Task statement: Retype everything in the listing, leaving each line exactly as it is.

Data entries
_ _ _

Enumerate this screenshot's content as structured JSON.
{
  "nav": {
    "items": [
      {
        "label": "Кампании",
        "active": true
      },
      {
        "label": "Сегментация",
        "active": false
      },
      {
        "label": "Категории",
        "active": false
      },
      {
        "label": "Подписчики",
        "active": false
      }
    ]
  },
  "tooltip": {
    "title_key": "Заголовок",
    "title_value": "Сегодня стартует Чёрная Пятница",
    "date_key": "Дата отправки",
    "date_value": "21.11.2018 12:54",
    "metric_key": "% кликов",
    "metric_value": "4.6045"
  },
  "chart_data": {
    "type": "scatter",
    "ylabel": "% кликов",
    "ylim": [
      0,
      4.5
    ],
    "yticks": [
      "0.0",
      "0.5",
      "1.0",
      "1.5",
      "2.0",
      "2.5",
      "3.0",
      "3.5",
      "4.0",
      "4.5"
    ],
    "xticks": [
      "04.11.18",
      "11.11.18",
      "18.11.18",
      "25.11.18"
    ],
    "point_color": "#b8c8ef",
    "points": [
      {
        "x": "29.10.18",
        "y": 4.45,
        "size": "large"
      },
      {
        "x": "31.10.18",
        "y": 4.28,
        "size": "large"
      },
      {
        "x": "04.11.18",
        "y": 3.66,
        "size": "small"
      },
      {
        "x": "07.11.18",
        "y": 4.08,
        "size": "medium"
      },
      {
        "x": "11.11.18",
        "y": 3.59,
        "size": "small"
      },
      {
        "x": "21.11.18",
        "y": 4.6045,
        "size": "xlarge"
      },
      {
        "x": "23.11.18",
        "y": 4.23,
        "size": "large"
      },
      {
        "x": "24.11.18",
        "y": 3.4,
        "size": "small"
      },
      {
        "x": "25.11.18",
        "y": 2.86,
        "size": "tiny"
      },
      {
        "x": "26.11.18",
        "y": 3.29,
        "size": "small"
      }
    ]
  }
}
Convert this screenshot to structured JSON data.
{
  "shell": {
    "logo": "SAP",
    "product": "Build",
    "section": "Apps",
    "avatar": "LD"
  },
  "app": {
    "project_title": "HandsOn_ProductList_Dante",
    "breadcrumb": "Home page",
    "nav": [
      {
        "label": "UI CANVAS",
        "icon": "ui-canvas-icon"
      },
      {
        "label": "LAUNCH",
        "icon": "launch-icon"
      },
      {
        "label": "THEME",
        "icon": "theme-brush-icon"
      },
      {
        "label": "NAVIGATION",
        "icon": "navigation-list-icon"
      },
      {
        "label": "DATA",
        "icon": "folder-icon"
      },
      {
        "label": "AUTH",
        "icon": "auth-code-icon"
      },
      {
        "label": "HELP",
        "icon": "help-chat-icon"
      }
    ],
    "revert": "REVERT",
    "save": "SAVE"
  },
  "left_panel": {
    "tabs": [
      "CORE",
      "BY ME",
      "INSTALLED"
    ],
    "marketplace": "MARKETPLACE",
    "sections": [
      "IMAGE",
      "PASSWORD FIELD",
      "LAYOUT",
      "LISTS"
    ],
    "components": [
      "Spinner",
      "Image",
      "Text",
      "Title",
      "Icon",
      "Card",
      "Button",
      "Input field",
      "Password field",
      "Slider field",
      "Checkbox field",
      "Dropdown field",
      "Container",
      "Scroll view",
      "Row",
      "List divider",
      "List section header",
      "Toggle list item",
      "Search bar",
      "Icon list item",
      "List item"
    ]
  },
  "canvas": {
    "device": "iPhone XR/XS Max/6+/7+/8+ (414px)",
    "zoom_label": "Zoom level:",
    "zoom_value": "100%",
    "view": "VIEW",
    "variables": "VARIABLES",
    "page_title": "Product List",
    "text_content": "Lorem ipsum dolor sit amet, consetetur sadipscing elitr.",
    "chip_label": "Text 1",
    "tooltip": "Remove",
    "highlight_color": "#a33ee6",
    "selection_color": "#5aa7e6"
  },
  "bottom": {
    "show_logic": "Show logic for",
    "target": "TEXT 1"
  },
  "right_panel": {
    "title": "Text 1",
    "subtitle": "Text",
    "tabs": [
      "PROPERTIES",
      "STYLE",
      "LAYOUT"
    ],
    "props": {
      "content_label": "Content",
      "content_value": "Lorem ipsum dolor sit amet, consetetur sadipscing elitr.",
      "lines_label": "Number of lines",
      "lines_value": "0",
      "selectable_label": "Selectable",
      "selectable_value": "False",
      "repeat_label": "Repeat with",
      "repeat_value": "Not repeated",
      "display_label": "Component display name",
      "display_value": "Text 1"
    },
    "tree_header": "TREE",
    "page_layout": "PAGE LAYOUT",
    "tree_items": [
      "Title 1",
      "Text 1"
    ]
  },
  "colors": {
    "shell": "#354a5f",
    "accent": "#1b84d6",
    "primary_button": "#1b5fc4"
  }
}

_ _ _

Task result:
Enumerate this screenshot's content as structured JSON.
{
  "nav": {
    "items": [
      {
        "label": "Кампании",
        "active": true
      },
      {
        "label": "Сегментация",
        "active": false
      },
      {
        "label": "Категории",
        "active": false
      },
      {
        "label": "Подписчики",
        "active": false
      }
    ]
  },
  "tooltip": {
    "title_key": "Заголовок",
    "title_value": "Сегодня стартует Чёрная Пятница",
    "date_key": "Дата отправки",
    "date_value": "21.11.2018 12:54",
    "metric_key": "% кликов",
    "metric_value": "4.6045"
  },
  "chart_data": {
    "type": "scatter",
    "ylabel": "% кликов",
    "ylim": [
      0,
      4.5
    ],
    "yticks": [
      "0.0",
      "0.5",
      "1.0",
      "1.5",
      "2.0",
      "2.5",
      "3.0",
      "3.5",
      "4.0",
      "4.5"
    ],
    "xticks": [
      "04.11.18",
      "11.11.18",
      "18.11.18",
      "25.11.18"
    ],
    "point_color": "#b8c8ef",
    "points": [
      {
        "x": "29.10.18",
        "y": 4.45,
        "size": "large"
      },
      {
        "x": "31.10.18",
        "y": 4.28,
        "size": "large"
      },
      {
        "x": "04.11.18",
        "y": 3.66,
        "size": "small"
      },
      {
        "x": "07.11.18",
        "y": 4.08,
        "size": "medium"
      },
      {
        "x": "11.11.18",
        "y": 3.59,
        "size": "small"
      },
      {
        "x": "21.11.18",
        "y": 4.6045,
        "size": "xlarge"
      },
      {
        "x": "23.11.18",
        "y": 4.23,
        "size": "large"
      },
      {
        "x": "24.11.18",
        "y": 3.4,
        "size": "small"
      },
      {
        "x": "25.11.18",
        "y": 2.86,
        "size": "tiny"
      },
      {
        "x": "26.11.18",
        "y": 3.29,
        "size": "small"
      }
    ]
  }
}
Convert this screenshot to structured JSON data.
{
  "shell": {
    "logo": "SAP",
    "product": "Build",
    "section": "Apps",
    "avatar": "LD"
  },
  "app": {
    "project_title": "HandsOn_ProductList_Dante",
    "breadcrumb": "Home page",
    "nav": [
      {
        "label": "UI CANVAS",
        "icon": "ui-canvas-icon"
      },
      {
        "label": "LAUNCH",
        "icon": "launch-icon"
      },
      {
        "label": "THEME",
        "icon": "theme-brush-icon"
      },
      {
        "label": "NAVIGATION",
        "icon": "navigation-list-icon"
      },
      {
        "label": "DATA",
        "icon": "folder-icon"
      },
      {
        "label": "AUTH",
        "icon": "auth-code-icon"
      },
      {
        "label": "HELP",
        "icon": "help-chat-icon"
      }
    ],
    "revert": "REVERT",
    "save": "SAVE"
  },
  "left_panel": {
    "tabs": [
      "CORE",
      "BY ME",
      "INSTALLED"
    ],
    "marketplace": "MARKETPLACE",
    "sections": [
      "IMAGE",
      "PASSWORD FIELD",
      "LAYOUT",
      "LISTS"
    ],
    "components": [
      "Spinner",
      "Image",
      "Text",
      "Title",
      "Icon",
      "Card",
      "Button",
      "Input field",
      "Password field",
      "Slider field",
      "Checkbox field",
      "Dropdown field",
      "Container",
      "Scroll view",
      "Row",
      "List divider",
      "List section header",
      "Toggle list item",
      "Search bar",
      "Icon list item",
      "List item"
    ]
  },
  "canvas": {
    "device": "iPhone XR/XS Max/6+/7+/8+ (414px)",
    "zoom_label": "Zoom level:",
    "zoom_value": "100%",
    "view": "VIEW",
    "variables": "VARIABLES",
    "page_title": "Product List",
    "text_content": "Lorem ipsum dolor sit amet, consetetur sadipscing elitr.",
    "chip_label": "Text 1",
    "tooltip": "Remove",
    "highlight_color": "#a33ee6",
    "selection_color": "#5aa7e6"
  },
  "bottom": {
    "show_logic": "Show logic for",
    "target": "TEXT 1"
  },
  "right_panel": {
    "title": "Text 1",
    "subtitle": "Text",
    "tabs": [
      "PROPERTIES",
      "STYLE",
      "LAYOUT"
    ],
    "props": {
      "content_label": "Content",
      "content_value": "Lorem ipsum dolor sit amet, consetetur sadipscing elitr.",
      "lines_label": "Number of lines",
      "lines_value": "0",
      "selectable_label": "Selectable",
      "selectable_value": "False",
      "repeat_label": "Repeat with",
      "repeat_value": "Not repeated",
      "display_label": "Component display name",
      "display_value": "Text 1"
    },
    "tree_header": "TREE",
    "page_layout": "PAGE LAYOUT",
    "tree_items": [
      "Title 1",
      "Text 1"
    ]
  },
  "colors": {
    "shell": "#354a5f",
    "accent": "#1b84d6",
    "primary_button": "#1b5fc4"
  }
}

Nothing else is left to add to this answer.